====== Source material ======

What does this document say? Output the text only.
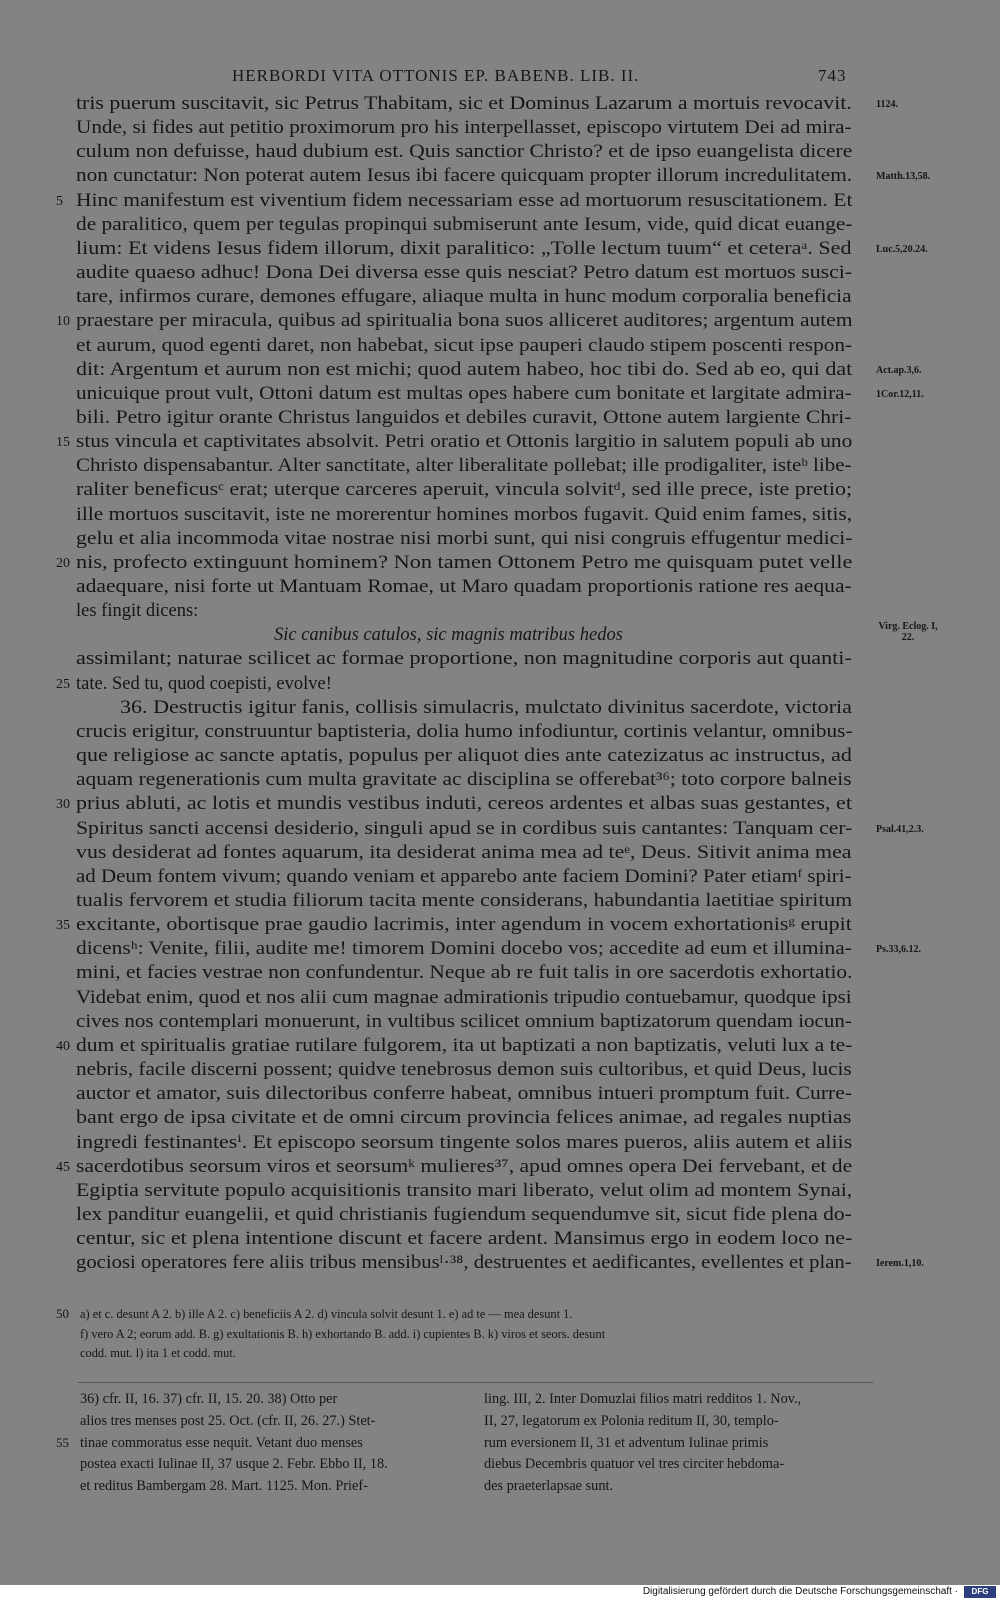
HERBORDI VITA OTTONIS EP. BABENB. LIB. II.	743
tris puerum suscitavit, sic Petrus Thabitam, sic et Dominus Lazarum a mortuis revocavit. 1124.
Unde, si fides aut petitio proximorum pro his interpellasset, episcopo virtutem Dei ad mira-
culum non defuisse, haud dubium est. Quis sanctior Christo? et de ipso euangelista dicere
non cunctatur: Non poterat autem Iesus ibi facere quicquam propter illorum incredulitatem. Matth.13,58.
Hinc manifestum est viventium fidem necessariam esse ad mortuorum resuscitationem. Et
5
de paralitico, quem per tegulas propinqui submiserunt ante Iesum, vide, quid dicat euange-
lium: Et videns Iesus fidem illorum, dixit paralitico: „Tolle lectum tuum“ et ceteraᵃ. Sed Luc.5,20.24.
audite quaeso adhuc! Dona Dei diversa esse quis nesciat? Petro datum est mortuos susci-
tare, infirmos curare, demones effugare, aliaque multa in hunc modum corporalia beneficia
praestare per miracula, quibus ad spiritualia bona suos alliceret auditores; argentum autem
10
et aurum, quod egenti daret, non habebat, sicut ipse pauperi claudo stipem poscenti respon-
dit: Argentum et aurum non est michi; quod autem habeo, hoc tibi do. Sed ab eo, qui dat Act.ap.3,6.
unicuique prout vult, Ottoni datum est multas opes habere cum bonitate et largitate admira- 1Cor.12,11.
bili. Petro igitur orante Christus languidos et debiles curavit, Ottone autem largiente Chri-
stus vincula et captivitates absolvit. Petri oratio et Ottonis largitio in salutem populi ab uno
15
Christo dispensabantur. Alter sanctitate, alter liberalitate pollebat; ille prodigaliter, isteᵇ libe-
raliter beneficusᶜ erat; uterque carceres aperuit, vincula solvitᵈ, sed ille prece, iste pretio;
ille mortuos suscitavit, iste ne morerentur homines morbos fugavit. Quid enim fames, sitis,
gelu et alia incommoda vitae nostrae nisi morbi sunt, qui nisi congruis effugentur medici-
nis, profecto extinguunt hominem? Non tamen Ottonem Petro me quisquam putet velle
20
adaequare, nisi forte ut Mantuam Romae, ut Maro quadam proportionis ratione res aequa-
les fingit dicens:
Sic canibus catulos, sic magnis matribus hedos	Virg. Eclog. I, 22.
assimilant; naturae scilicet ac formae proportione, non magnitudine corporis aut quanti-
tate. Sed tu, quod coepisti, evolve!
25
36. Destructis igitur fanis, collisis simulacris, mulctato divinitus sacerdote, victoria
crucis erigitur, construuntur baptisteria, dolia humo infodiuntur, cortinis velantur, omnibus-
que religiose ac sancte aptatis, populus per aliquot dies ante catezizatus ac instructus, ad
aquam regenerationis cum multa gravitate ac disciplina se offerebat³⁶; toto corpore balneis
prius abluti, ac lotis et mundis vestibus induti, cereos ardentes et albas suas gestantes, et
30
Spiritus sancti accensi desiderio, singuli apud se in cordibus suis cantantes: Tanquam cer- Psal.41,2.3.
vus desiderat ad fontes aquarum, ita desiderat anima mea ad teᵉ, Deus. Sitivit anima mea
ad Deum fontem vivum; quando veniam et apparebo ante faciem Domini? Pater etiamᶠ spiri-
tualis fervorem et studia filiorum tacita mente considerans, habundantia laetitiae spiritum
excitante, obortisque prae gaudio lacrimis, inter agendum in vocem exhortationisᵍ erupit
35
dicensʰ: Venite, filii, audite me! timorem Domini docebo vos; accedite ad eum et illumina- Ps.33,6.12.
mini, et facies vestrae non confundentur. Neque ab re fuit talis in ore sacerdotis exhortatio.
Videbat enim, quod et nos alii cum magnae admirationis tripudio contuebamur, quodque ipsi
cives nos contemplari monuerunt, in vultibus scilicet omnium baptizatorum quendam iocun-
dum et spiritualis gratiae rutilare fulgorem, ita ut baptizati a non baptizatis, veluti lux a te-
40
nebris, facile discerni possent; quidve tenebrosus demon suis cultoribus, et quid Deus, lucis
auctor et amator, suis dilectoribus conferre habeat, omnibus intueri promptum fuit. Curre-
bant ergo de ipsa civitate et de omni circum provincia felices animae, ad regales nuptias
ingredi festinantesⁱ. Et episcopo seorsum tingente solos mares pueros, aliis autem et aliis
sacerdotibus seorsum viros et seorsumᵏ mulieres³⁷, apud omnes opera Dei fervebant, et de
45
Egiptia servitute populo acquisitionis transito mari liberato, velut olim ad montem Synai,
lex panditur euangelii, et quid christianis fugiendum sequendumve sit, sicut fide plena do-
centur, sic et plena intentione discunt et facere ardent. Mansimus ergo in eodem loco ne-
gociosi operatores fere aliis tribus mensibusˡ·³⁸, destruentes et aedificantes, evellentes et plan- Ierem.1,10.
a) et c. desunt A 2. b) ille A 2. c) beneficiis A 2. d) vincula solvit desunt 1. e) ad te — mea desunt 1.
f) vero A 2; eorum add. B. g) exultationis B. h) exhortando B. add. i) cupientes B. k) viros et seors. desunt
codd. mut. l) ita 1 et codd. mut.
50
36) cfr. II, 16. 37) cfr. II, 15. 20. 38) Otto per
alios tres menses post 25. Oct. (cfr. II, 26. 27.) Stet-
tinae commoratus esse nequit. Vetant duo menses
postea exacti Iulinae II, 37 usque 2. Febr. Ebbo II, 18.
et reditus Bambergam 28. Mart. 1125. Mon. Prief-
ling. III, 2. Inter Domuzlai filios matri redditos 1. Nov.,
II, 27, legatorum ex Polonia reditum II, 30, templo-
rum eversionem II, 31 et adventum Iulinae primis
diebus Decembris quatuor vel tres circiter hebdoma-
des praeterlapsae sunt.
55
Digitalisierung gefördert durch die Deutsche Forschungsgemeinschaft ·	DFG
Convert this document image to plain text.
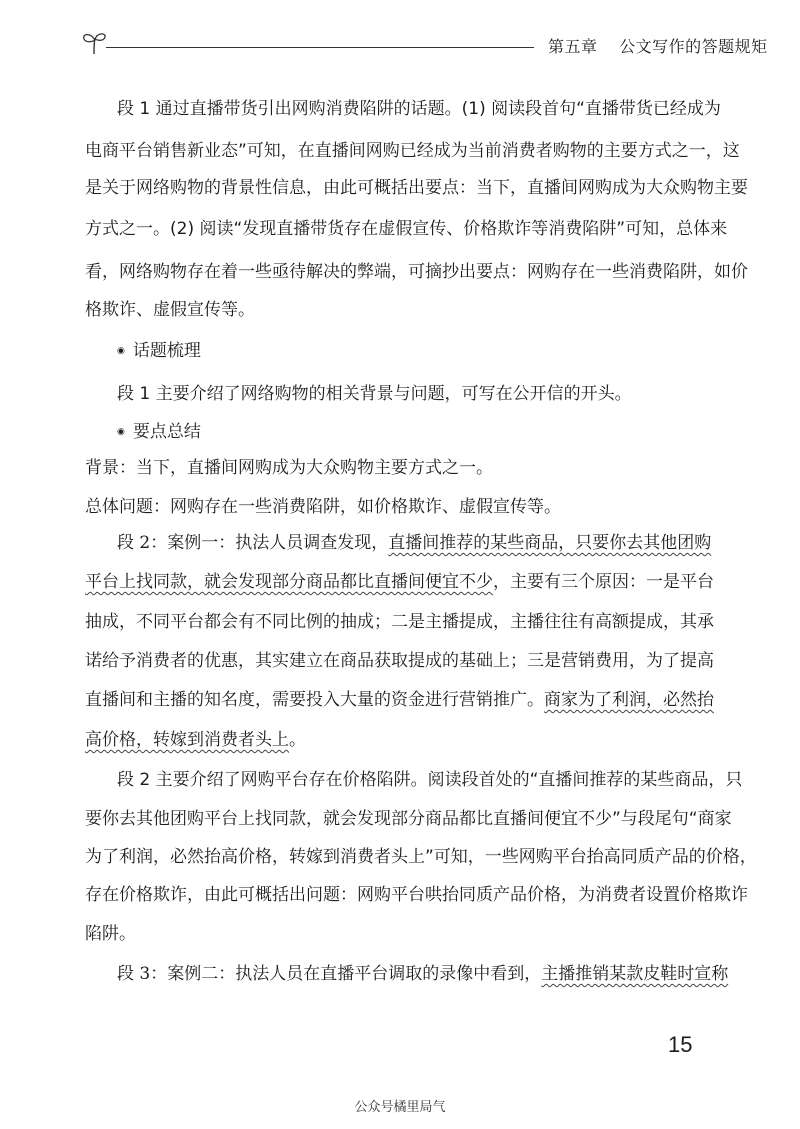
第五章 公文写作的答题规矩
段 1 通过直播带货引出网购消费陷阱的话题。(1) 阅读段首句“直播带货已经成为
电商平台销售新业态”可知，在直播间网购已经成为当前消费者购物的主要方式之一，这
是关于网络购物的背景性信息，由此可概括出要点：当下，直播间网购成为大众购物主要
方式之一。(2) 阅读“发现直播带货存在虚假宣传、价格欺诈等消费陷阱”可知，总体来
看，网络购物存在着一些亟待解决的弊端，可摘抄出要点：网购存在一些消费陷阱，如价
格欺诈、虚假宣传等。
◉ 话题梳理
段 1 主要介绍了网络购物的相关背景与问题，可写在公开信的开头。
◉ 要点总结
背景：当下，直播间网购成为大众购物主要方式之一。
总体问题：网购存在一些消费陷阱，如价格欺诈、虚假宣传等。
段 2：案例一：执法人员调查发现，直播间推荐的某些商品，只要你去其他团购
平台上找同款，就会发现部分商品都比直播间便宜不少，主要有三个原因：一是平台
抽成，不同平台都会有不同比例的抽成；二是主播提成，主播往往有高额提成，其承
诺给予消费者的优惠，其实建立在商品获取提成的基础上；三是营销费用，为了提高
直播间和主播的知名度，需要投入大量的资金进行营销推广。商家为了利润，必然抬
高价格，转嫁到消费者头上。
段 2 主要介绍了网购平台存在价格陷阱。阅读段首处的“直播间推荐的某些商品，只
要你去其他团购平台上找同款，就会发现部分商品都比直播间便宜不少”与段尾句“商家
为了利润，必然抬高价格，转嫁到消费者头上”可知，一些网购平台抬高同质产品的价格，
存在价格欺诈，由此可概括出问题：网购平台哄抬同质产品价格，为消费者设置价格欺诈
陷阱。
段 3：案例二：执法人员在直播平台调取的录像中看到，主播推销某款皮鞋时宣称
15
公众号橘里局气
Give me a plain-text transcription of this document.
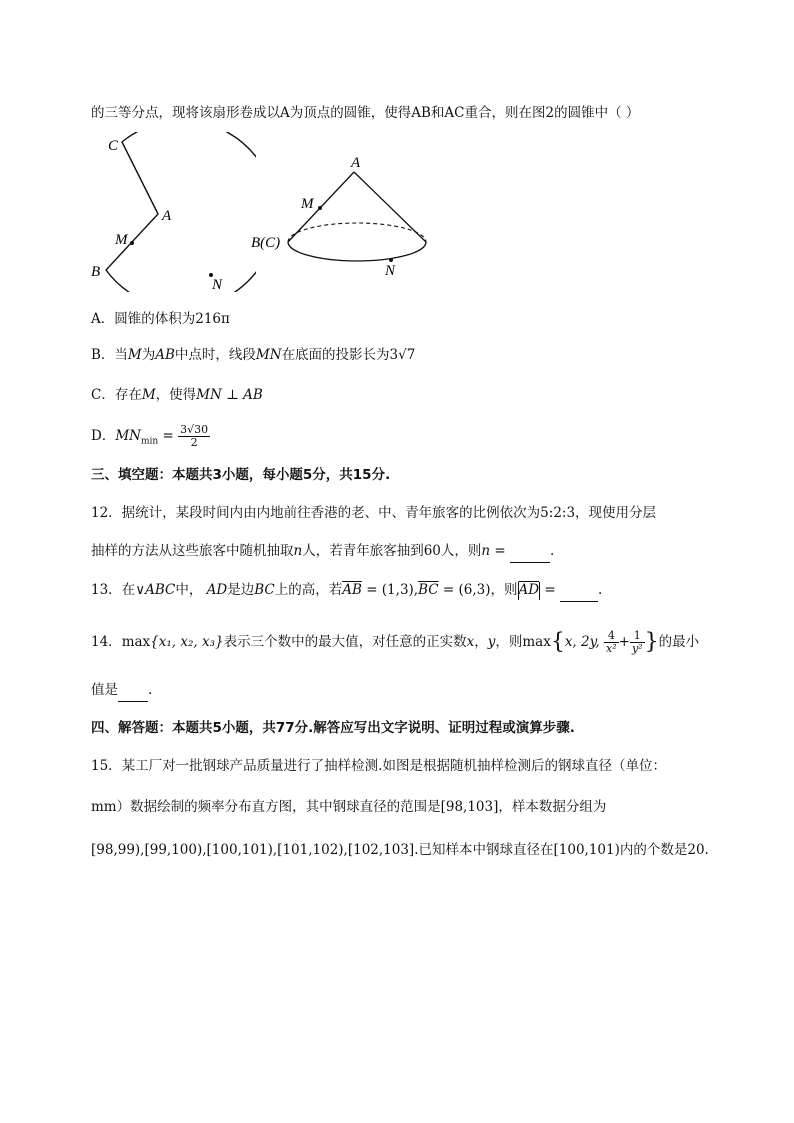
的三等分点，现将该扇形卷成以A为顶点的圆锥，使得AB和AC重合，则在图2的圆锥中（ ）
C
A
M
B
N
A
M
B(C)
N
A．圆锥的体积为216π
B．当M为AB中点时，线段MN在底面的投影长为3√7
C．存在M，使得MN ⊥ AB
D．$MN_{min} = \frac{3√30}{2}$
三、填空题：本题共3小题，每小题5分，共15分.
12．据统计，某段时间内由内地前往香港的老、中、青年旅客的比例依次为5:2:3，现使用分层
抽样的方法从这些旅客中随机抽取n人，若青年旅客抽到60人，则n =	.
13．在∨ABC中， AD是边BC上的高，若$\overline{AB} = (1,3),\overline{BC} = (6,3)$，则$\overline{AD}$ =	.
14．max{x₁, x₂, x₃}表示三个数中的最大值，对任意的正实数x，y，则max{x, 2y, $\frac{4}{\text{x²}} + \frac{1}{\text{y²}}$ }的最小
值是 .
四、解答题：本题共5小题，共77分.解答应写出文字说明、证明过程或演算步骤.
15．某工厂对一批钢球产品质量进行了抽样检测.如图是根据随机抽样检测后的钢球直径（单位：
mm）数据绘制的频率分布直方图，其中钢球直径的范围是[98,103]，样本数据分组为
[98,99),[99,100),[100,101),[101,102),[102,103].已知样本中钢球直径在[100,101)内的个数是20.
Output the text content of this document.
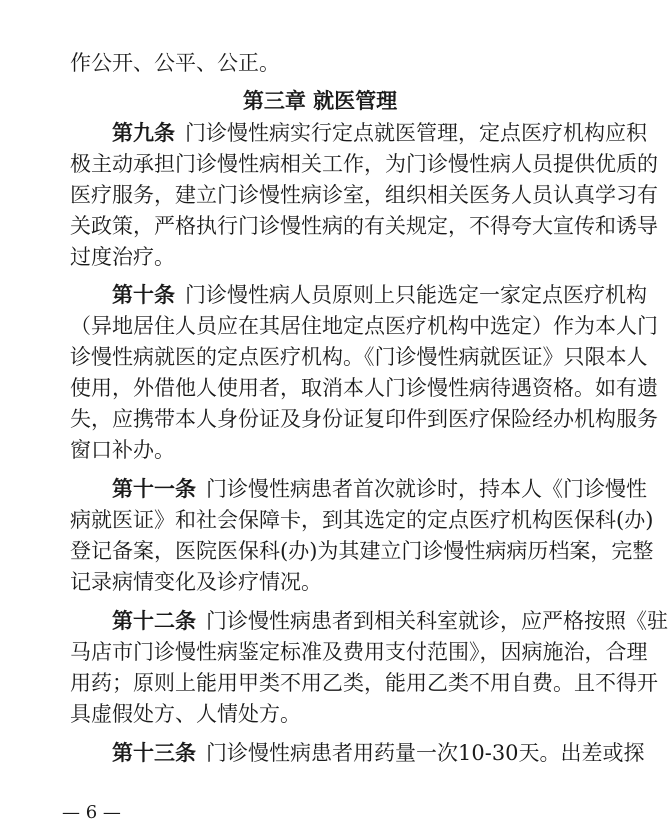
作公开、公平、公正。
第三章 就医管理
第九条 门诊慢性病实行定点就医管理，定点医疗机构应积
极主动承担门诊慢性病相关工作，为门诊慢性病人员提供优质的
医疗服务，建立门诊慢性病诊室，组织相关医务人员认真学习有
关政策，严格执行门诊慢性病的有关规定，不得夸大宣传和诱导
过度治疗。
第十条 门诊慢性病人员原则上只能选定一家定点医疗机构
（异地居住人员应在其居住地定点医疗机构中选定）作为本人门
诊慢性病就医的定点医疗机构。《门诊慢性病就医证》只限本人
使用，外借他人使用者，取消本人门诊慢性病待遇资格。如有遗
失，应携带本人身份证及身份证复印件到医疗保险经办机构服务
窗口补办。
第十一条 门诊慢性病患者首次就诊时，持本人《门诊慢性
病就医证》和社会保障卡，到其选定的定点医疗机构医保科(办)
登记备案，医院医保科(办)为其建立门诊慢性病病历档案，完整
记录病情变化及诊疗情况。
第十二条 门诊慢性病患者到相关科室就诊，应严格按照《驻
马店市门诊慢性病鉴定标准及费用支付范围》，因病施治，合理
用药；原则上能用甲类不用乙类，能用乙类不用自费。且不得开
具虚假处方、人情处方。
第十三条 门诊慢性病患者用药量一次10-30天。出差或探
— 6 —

======

# Set problem
In the listing above, find each line with the word "desunt" and copy it.

# In response
a) et c. desunt A 2. b) ille A 2. c) beneficiis A 2. d) vincula solvit desunt 1. e) ad te — mea desunt 1.
f) vero A 2; eorum add. B. g) exultationis B. h) exhortando B. add. i) cupientes B. k) viros et seors. desunt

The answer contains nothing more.